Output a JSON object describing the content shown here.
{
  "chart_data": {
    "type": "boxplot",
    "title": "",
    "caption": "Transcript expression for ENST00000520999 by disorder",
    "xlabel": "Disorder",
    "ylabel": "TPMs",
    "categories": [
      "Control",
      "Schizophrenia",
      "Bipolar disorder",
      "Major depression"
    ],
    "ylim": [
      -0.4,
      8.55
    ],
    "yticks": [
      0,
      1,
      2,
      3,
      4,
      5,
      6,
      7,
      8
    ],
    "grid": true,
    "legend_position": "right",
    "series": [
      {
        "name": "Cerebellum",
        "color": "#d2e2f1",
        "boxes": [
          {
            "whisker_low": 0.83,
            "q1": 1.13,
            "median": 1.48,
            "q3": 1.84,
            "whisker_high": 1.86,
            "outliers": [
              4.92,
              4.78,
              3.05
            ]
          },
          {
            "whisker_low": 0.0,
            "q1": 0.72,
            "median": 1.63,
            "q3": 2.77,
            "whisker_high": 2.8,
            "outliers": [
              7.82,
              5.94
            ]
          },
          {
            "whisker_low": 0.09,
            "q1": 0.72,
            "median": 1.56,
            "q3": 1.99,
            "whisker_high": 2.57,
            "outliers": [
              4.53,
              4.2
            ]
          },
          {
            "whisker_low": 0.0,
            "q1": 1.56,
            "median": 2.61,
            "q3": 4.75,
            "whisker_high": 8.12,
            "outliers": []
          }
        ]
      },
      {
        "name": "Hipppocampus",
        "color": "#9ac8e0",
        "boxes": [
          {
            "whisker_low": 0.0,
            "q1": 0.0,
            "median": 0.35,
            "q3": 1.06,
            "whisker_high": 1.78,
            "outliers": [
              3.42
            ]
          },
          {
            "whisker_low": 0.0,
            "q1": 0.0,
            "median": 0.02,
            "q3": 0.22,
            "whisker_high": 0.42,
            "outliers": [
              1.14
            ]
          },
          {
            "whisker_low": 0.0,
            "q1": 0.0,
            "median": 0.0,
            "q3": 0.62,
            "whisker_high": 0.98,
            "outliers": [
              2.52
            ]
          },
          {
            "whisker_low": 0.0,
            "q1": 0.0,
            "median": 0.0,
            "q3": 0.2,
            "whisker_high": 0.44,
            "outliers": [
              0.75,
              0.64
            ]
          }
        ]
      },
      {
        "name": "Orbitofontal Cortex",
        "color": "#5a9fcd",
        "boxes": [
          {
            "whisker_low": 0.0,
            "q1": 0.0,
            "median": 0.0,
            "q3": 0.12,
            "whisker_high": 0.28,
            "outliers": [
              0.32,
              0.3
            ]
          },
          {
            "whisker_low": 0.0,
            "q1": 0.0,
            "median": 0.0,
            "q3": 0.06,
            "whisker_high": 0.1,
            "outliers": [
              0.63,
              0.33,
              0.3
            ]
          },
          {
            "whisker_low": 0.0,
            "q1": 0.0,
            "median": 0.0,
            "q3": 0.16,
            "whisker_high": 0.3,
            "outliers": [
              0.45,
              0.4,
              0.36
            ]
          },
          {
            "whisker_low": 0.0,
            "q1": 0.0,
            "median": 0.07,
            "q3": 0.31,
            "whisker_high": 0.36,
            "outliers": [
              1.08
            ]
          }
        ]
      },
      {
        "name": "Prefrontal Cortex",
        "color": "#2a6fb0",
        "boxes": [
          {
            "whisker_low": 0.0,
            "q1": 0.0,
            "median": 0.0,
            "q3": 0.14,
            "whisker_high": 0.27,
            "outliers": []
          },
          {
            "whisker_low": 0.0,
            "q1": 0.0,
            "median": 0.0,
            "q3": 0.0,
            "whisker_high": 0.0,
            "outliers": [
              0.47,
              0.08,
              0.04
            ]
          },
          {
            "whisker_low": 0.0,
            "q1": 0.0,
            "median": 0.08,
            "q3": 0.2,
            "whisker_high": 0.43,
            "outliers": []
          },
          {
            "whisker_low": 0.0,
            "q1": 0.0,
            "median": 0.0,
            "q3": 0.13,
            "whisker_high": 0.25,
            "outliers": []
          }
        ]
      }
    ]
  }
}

■ OBJECTIVE
Repeat the entries exactly, all of them.

■ ANSWER
Output a JSON object describing the content shown here.
{
  "chart_data": {
    "type": "boxplot",
    "title": "",
    "caption": "Transcript expression for ENST00000520999 by disorder",
    "xlabel": "Disorder",
    "ylabel": "TPMs",
    "categories": [
      "Control",
      "Schizophrenia",
      "Bipolar disorder",
      "Major depression"
    ],
    "ylim": [
      -0.4,
      8.55
    ],
    "yticks": [
      0,
      1,
      2,
      3,
      4,
      5,
      6,
      7,
      8
    ],
    "grid": true,
    "legend_position": "right",
    "series": [
      {
        "name": "Cerebellum",
        "color": "#d2e2f1",
        "boxes": [
          {
            "whisker_low": 0.83,
            "q1": 1.13,
            "median": 1.48,
            "q3": 1.84,
            "whisker_high": 1.86,
            "outliers": [
              4.92,
              4.78,
              3.05
            ]
          },
          {
            "whisker_low": 0.0,
            "q1": 0.72,
            "median": 1.63,
            "q3": 2.77,
            "whisker_high": 2.8,
            "outliers": [
              7.82,
              5.94
            ]
          },
          {
            "whisker_low": 0.09,
            "q1": 0.72,
            "median": 1.56,
            "q3": 1.99,
            "whisker_high": 2.57,
            "outliers": [
              4.53,
              4.2
            ]
          },
          {
            "whisker_low": 0.0,
            "q1": 1.56,
            "median": 2.61,
            "q3": 4.75,
            "whisker_high": 8.12,
            "outliers": []
          }
        ]
      },
      {
        "name": "Hipppocampus",
        "color": "#9ac8e0",
        "boxes": [
          {
            "whisker_low": 0.0,
            "q1": 0.0,
            "median": 0.35,
            "q3": 1.06,
            "whisker_high": 1.78,
            "outliers": [
              3.42
            ]
          },
          {
            "whisker_low": 0.0,
            "q1": 0.0,
            "median": 0.02,
            "q3": 0.22,
            "whisker_high": 0.42,
            "outliers": [
              1.14
            ]
          },
          {
            "whisker_low": 0.0,
            "q1": 0.0,
            "median": 0.0,
            "q3": 0.62,
            "whisker_high": 0.98,
            "outliers": [
              2.52
            ]
          },
          {
            "whisker_low": 0.0,
            "q1": 0.0,
            "median": 0.0,
            "q3": 0.2,
            "whisker_high": 0.44,
            "outliers": [
              0.75,
              0.64
            ]
          }
        ]
      },
      {
        "name": "Orbitofontal Cortex",
        "color": "#5a9fcd",
        "boxes": [
          {
            "whisker_low": 0.0,
            "q1": 0.0,
            "median": 0.0,
            "q3": 0.12,
            "whisker_high": 0.28,
            "outliers": [
              0.32,
              0.3
            ]
          },
          {
            "whisker_low": 0.0,
            "q1": 0.0,
            "median": 0.0,
            "q3": 0.06,
            "whisker_high": 0.1,
            "outliers": [
              0.63,
              0.33,
              0.3
            ]
          },
          {
            "whisker_low": 0.0,
            "q1": 0.0,
            "median": 0.0,
            "q3": 0.16,
            "whisker_high": 0.3,
            "outliers": [
              0.45,
              0.4,
              0.36
            ]
          },
          {
            "whisker_low": 0.0,
            "q1": 0.0,
            "median": 0.07,
            "q3": 0.31,
            "whisker_high": 0.36,
            "outliers": [
              1.08
            ]
          }
        ]
      },
      {
        "name": "Prefrontal Cortex",
        "color": "#2a6fb0",
        "boxes": [
          {
            "whisker_low": 0.0,
            "q1": 0.0,
            "median": 0.0,
            "q3": 0.14,
            "whisker_high": 0.27,
            "outliers": []
          },
          {
            "whisker_low": 0.0,
            "q1": 0.0,
            "median": 0.0,
            "q3": 0.0,
            "whisker_high": 0.0,
            "outliers": [
              0.47,
              0.08,
              0.04
            ]
          },
          {
            "whisker_low": 0.0,
            "q1": 0.0,
            "median": 0.08,
            "q3": 0.2,
            "whisker_high": 0.43,
            "outliers": []
          },
          {
            "whisker_low": 0.0,
            "q1": 0.0,
            "median": 0.0,
            "q3": 0.13,
            "whisker_high": 0.25,
            "outliers": []
          }
        ]
      }
    ]
  }
}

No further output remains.